WORKING DATA:
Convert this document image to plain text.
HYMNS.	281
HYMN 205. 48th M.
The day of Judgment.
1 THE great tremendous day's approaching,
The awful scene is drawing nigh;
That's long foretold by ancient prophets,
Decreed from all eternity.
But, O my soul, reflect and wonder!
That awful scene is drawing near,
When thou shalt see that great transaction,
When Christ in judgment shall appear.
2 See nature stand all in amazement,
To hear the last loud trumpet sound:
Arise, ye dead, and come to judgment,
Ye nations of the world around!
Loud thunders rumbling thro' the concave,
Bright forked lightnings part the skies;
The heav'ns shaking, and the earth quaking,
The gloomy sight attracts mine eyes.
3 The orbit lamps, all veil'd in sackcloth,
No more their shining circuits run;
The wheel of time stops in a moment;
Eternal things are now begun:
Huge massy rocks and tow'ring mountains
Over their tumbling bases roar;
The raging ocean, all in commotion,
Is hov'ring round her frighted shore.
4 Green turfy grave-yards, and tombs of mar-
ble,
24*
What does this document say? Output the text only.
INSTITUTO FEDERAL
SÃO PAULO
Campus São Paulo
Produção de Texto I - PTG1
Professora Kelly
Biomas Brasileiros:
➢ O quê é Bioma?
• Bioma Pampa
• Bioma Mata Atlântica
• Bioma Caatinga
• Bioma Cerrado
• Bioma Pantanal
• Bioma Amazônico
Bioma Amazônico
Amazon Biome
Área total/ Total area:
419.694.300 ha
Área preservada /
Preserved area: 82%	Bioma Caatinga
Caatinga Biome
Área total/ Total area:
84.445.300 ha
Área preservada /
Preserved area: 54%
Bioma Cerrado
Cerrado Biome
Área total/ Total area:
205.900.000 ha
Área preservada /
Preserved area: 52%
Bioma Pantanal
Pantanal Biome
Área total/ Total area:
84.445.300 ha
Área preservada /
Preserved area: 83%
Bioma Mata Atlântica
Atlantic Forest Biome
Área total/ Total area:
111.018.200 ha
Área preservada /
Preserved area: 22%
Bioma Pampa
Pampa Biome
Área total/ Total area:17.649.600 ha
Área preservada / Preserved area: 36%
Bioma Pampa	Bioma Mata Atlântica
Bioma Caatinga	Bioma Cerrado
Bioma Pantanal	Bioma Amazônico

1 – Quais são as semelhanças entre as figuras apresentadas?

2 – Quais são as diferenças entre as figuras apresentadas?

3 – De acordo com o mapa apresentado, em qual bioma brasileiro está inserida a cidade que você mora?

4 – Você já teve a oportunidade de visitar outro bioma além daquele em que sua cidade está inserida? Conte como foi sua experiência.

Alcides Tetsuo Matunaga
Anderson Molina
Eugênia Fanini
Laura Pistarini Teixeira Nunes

PROBLEM DETAILS: Hand back the material above in full, exactly as written.

ANSWER TO THIS TASK:
Convert this document image to plain text.
HYMNS.	281
HYMN 205. 48th M.
The day of Judgment.
1 THE great tremendous day's approaching,
The awful scene is drawing nigh;
That's long foretold by ancient prophets,
Decreed from all eternity.
But, O my soul, reflect and wonder!
That awful scene is drawing near,
When thou shalt see that great transaction,
When Christ in judgment shall appear.
2 See nature stand all in amazement,
To hear the last loud trumpet sound:
Arise, ye dead, and come to judgment,
Ye nations of the world around!
Loud thunders rumbling thro' the concave,
Bright forked lightnings part the skies;
The heav'ns shaking, and the earth quaking,
The gloomy sight attracts mine eyes.
3 The orbit lamps, all veil'd in sackcloth,
No more their shining circuits run;
The wheel of time stops in a moment;
Eternal things are now begun:
Huge massy rocks and tow'ring mountains
Over their tumbling bases roar;
The raging ocean, all in commotion,
Is hov'ring round her frighted shore.
4 Green turfy grave-yards, and tombs of mar-
ble,
24*
What does this document say? Output the text only.
INSTITUTO FEDERAL
SÃO PAULO
Campus São Paulo
Produção de Texto I - PTG1
Professora Kelly
Biomas Brasileiros:
➢ O quê é Bioma?
• Bioma Pampa
• Bioma Mata Atlântica
• Bioma Caatinga
• Bioma Cerrado
• Bioma Pantanal
• Bioma Amazônico
Bioma Amazônico
Amazon Biome
Área total/ Total area:
419.694.300 ha
Área preservada /
Preserved area: 82%	Bioma Caatinga
Caatinga Biome
Área total/ Total area:
84.445.300 ha
Área preservada /
Preserved area: 54%
Bioma Cerrado
Cerrado Biome
Área total/ Total area:
205.900.000 ha
Área preservada /
Preserved area: 52%
Bioma Pantanal
Pantanal Biome
Área total/ Total area:
84.445.300 ha
Área preservada /
Preserved area: 83%
Bioma Mata Atlântica
Atlantic Forest Biome
Área total/ Total area:
111.018.200 ha
Área preservada /
Preserved area: 22%
Bioma Pampa
Pampa Biome
Área total/ Total area:17.649.600 ha
Área preservada / Preserved area: 36%
Bioma Pampa	Bioma Mata Atlântica
Bioma Caatinga	Bioma Cerrado
Bioma Pantanal	Bioma Amazônico

1 – Quais são as semelhanças entre as figuras apresentadas?

2 – Quais são as diferenças entre as figuras apresentadas?

3 – De acordo com o mapa apresentado, em qual bioma brasileiro está inserida a cidade que você mora?

4 – Você já teve a oportunidade de visitar outro bioma além daquele em que sua cidade está inserida? Conte como foi sua experiência.

Alcides Tetsuo Matunaga
Anderson Molina
Eugênia Fanini
Laura Pistarini Teixeira Nunes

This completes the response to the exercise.